"""
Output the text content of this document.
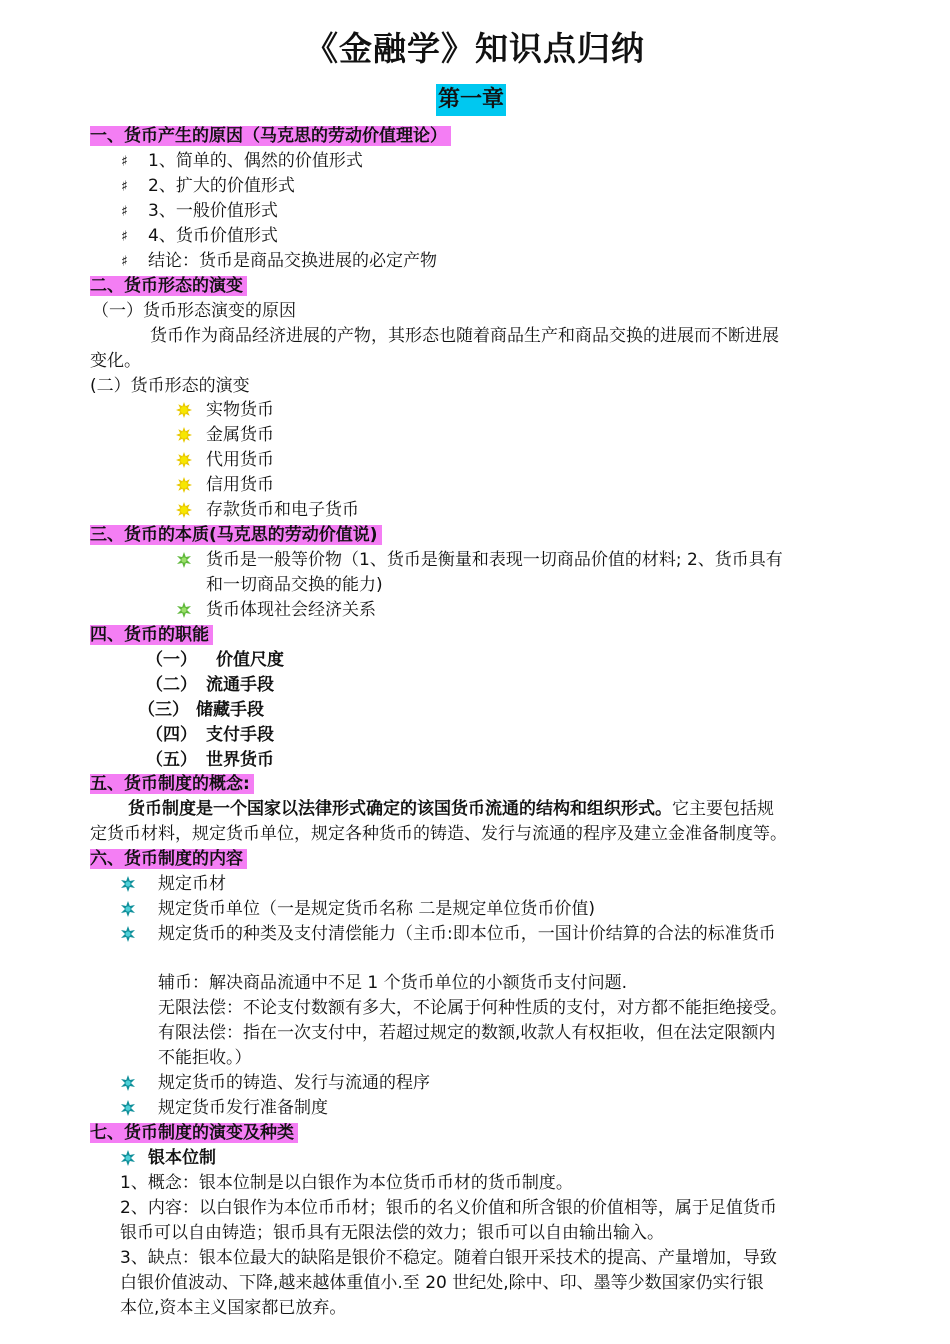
《金融学》知识点归纳
第一章
一、货币产生的原因（马克思的劳动价值理论）
♯ 1、简单的、偶然的价值形式
♯ 2、扩大的价值形式
♯ 3、一般价值形式
♯ 4、货币价值形式
♯ 结论：货币是商品交换进展的必定产物
二、货币形态的演变
（一）货币形态演变的原因
货币作为商品经济进展的产物，其形态也随着商品生产和商品交换的进展而不断进展
变化。
(二）货币形态的演变
实物货币
金属货币
代用货币
信用货币
存款货币和电子货币
三、货币的本质(马克思的劳动价值说)
货币是一般等价物（1、货币是衡量和表现一切商品价值的材料; 2、货币具有
和一切商品交换的能力)
货币体现社会经济关系
四、货币的职能
（一） 价值尺度
（二） 流通手段
（三） 储藏手段
（四） 支付手段
（五） 世界货币
五、货币制度的概念:
货币制度是一个国家以法律形式确定的该国货币流通的结构和组织形式。它主要包括规
定货币材料，规定货币单位，规定各种货币的铸造、发行与流通的程序及建立金准备制度等。
六、货币制度的内容
规定币材
规定货币单位（一是规定货币名称 二是规定单位货币价值)
规定货币的种类及支付清偿能力（主币:即本位币，一国计价结算的合法的标准货币
辅币：解决商品流通中不足 1 个货币单位的小额货币支付问题.
无限法偿：不论支付数额有多大，不论属于何种性质的支付，对方都不能拒绝接受。
有限法偿：指在一次支付中，若超过规定的数额,收款人有权拒收，但在法定限额内
不能拒收。）
规定货币的铸造、发行与流通的程序
规定货币发行准备制度
七、货币制度的演变及种类
银本位制
1、概念：银本位制是以白银作为本位货币币材的货币制度。
2、内容：以白银作为本位币币材；银币的名义价值和所含银的价值相等，属于足值货币
银币可以自由铸造；银币具有无限法偿的效力；银币可以自由输出输入。
3、缺点：银本位最大的缺陷是银价不稳定。随着白银开采技术的提高、产量增加，导致
白银价值波动、下降,越来越体重值小.至 20 世纪处,除中、印、墨等少数国家仍实行银
本位,资本主义国家都已放弃。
"""
Repeat the preceding records precisely, and leave every picture out of the copy.

Output the text content of this document.
《金融学》知识点归纳
第一章
一、货币产生的原因（马克思的劳动价值理论）
♯ 1、简单的、偶然的价值形式
♯ 2、扩大的价值形式
♯ 3、一般价值形式
♯ 4、货币价值形式
♯ 结论：货币是商品交换进展的必定产物
二、货币形态的演变
（一）货币形态演变的原因
货币作为商品经济进展的产物，其形态也随着商品生产和商品交换的进展而不断进展
变化。
(二）货币形态的演变
实物货币
金属货币
代用货币
信用货币
存款货币和电子货币
三、货币的本质(马克思的劳动价值说)
货币是一般等价物（1、货币是衡量和表现一切商品价值的材料; 2、货币具有
和一切商品交换的能力)
货币体现社会经济关系
四、货币的职能
（一） 价值尺度
（二） 流通手段
（三） 储藏手段
（四） 支付手段
（五） 世界货币
五、货币制度的概念:
货币制度是一个国家以法律形式确定的该国货币流通的结构和组织形式。它主要包括规
定货币材料，规定货币单位，规定各种货币的铸造、发行与流通的程序及建立金准备制度等。
六、货币制度的内容
规定币材
规定货币单位（一是规定货币名称 二是规定单位货币价值)
规定货币的种类及支付清偿能力（主币:即本位币，一国计价结算的合法的标准货币
辅币：解决商品流通中不足 1 个货币单位的小额货币支付问题.
无限法偿：不论支付数额有多大，不论属于何种性质的支付，对方都不能拒绝接受。
有限法偿：指在一次支付中，若超过规定的数额,收款人有权拒收，但在法定限额内
不能拒收。）
规定货币的铸造、发行与流通的程序
规定货币发行准备制度
七、货币制度的演变及种类
银本位制
1、概念：银本位制是以白银作为本位货币币材的货币制度。
2、内容：以白银作为本位币币材；银币的名义价值和所含银的价值相等，属于足值货币
银币可以自由铸造；银币具有无限法偿的效力；银币可以自由输出输入。
3、缺点：银本位最大的缺陷是银价不稳定。随着白银开采技术的提高、产量增加，导致
白银价值波动、下降,越来越体重值小.至 20 世纪处,除中、印、墨等少数国家仍实行银
本位,资本主义国家都已放弃。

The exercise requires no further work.